> **TASK DIRECTIONS**
Your task is to repeat all of the material exactly.

Part of a data file
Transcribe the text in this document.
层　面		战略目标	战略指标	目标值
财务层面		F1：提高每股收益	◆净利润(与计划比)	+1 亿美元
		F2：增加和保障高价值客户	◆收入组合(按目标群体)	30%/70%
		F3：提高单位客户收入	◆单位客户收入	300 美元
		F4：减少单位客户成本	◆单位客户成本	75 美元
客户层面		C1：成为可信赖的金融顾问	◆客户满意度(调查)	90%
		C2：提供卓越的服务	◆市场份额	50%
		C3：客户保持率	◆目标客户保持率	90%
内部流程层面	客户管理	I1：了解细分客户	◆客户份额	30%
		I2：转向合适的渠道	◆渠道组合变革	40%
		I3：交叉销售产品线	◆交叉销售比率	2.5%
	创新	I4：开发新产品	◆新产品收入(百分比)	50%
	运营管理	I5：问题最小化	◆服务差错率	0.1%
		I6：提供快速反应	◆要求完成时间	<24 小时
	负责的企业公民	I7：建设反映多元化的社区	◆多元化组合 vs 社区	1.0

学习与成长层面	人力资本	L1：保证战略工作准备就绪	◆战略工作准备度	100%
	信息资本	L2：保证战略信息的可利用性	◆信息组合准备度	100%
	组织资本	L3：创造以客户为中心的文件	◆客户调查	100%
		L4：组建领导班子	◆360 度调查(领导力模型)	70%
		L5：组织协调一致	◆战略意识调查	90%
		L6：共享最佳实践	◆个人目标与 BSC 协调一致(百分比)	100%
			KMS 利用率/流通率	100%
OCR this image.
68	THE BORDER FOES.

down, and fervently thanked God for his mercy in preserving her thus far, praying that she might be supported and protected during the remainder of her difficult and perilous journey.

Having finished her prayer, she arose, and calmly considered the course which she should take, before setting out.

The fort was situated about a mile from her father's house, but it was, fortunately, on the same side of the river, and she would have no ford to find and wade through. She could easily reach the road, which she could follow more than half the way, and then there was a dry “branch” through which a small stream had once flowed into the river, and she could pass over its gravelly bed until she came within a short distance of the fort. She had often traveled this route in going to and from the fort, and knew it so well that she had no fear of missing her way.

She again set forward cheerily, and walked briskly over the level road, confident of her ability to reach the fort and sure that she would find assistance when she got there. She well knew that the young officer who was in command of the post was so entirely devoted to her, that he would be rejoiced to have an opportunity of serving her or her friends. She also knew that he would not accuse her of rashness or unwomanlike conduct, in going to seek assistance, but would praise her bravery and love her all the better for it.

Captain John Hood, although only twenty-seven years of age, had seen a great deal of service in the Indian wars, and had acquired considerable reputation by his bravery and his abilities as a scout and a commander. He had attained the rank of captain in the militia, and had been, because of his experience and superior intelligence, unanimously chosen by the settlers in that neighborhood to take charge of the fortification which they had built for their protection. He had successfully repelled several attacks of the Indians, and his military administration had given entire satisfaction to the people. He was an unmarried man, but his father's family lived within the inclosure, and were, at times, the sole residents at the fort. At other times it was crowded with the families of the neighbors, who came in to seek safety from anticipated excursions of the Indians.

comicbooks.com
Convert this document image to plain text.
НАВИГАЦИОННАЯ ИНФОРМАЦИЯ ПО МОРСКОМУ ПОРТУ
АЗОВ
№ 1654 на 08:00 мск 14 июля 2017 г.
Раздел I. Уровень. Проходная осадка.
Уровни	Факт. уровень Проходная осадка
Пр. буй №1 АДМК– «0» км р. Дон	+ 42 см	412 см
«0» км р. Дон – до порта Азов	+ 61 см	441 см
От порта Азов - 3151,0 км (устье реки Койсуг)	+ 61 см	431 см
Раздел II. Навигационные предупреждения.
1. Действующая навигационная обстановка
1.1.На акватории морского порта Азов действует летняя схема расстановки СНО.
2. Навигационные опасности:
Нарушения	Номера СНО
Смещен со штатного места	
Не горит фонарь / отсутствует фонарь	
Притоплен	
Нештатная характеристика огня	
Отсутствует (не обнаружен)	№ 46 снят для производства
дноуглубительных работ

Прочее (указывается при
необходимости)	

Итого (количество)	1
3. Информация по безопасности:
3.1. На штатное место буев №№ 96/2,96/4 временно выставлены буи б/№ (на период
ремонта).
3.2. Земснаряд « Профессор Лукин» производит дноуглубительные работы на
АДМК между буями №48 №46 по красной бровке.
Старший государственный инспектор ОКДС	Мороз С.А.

> **RESPONSE**
Transcribe the text in this document.
层　面		战略目标	战略指标	目标值
财务层面		F1：提高每股收益	◆净利润(与计划比)	+1 亿美元
		F2：增加和保障高价值客户	◆收入组合(按目标群体)	30%/70%
		F3：提高单位客户收入	◆单位客户收入	300 美元
		F4：减少单位客户成本	◆单位客户成本	75 美元
客户层面		C1：成为可信赖的金融顾问	◆客户满意度(调查)	90%
		C2：提供卓越的服务	◆市场份额	50%
		C3：客户保持率	◆目标客户保持率	90%
内部流程层面	客户管理	I1：了解细分客户	◆客户份额	30%
		I2：转向合适的渠道	◆渠道组合变革	40%
		I3：交叉销售产品线	◆交叉销售比率	2.5%
	创新	I4：开发新产品	◆新产品收入(百分比)	50%
	运营管理	I5：问题最小化	◆服务差错率	0.1%
		I6：提供快速反应	◆要求完成时间	<24 小时
	负责的企业公民	I7：建设反映多元化的社区	◆多元化组合 vs 社区	1.0

学习与成长层面	人力资本	L1：保证战略工作准备就绪	◆战略工作准备度	100%
	信息资本	L2：保证战略信息的可利用性	◆信息组合准备度	100%
	组织资本	L3：创造以客户为中心的文件	◆客户调查	100%
		L4：组建领导班子	◆360 度调查(领导力模型)	70%
		L5：组织协调一致	◆战略意识调查	90%
		L6：共享最佳实践	◆个人目标与 BSC 协调一致(百分比)	100%
			KMS 利用率/流通率	100%
OCR this image.
68	THE BORDER FOES.

down, and fervently thanked God for his mercy in preserving her thus far, praying that she might be supported and protected during the remainder of her difficult and perilous journey.

Having finished her prayer, she arose, and calmly considered the course which she should take, before setting out.

The fort was situated about a mile from her father's house, but it was, fortunately, on the same side of the river, and she would have no ford to find and wade through. She could easily reach the road, which she could follow more than half the way, and then there was a dry “branch” through which a small stream had once flowed into the river, and she could pass over its gravelly bed until she came within a short distance of the fort. She had often traveled this route in going to and from the fort, and knew it so well that she had no fear of missing her way.

She again set forward cheerily, and walked briskly over the level road, confident of her ability to reach the fort and sure that she would find assistance when she got there. She well knew that the young officer who was in command of the post was so entirely devoted to her, that he would be rejoiced to have an opportunity of serving her or her friends. She also knew that he would not accuse her of rashness or unwomanlike conduct, in going to seek assistance, but would praise her bravery and love her all the better for it.

Captain John Hood, although only twenty-seven years of age, had seen a great deal of service in the Indian wars, and had acquired considerable reputation by his bravery and his abilities as a scout and a commander. He had attained the rank of captain in the militia, and had been, because of his experience and superior intelligence, unanimously chosen by the settlers in that neighborhood to take charge of the fortification which they had built for their protection. He had successfully repelled several attacks of the Indians, and his military administration had given entire satisfaction to the people. He was an unmarried man, but his father's family lived within the inclosure, and were, at times, the sole residents at the fort. At other times it was crowded with the families of the neighbors, who came in to seek safety from anticipated excursions of the Indians.

comicbooks.com
Convert this document image to plain text.
НАВИГАЦИОННАЯ ИНФОРМАЦИЯ ПО МОРСКОМУ ПОРТУ
АЗОВ
№ 1654 на 08:00 мск 14 июля 2017 г.
Раздел I. Уровень. Проходная осадка.
Уровни	Факт. уровень Проходная осадка
Пр. буй №1 АДМК– «0» км р. Дон	+ 42 см	412 см
«0» км р. Дон – до порта Азов	+ 61 см	441 см
От порта Азов - 3151,0 км (устье реки Койсуг)	+ 61 см	431 см
Раздел II. Навигационные предупреждения.
1. Действующая навигационная обстановка
1.1.На акватории морского порта Азов действует летняя схема расстановки СНО.
2. Навигационные опасности:
Нарушения	Номера СНО
Смещен со штатного места	
Не горит фонарь / отсутствует фонарь	
Притоплен	
Нештатная характеристика огня	
Отсутствует (не обнаружен)	№ 46 снят для производства
дноуглубительных работ

Прочее (указывается при
необходимости)	

Итого (количество)	1
3. Информация по безопасности:
3.1. На штатное место буев №№ 96/2,96/4 временно выставлены буи б/№ (на период
ремонта).
3.2. Земснаряд « Профессор Лукин» производит дноуглубительные работы на
АДМК между буями №48 №46 по красной бровке.
Старший государственный инспектор ОКДС	Мороз С.А.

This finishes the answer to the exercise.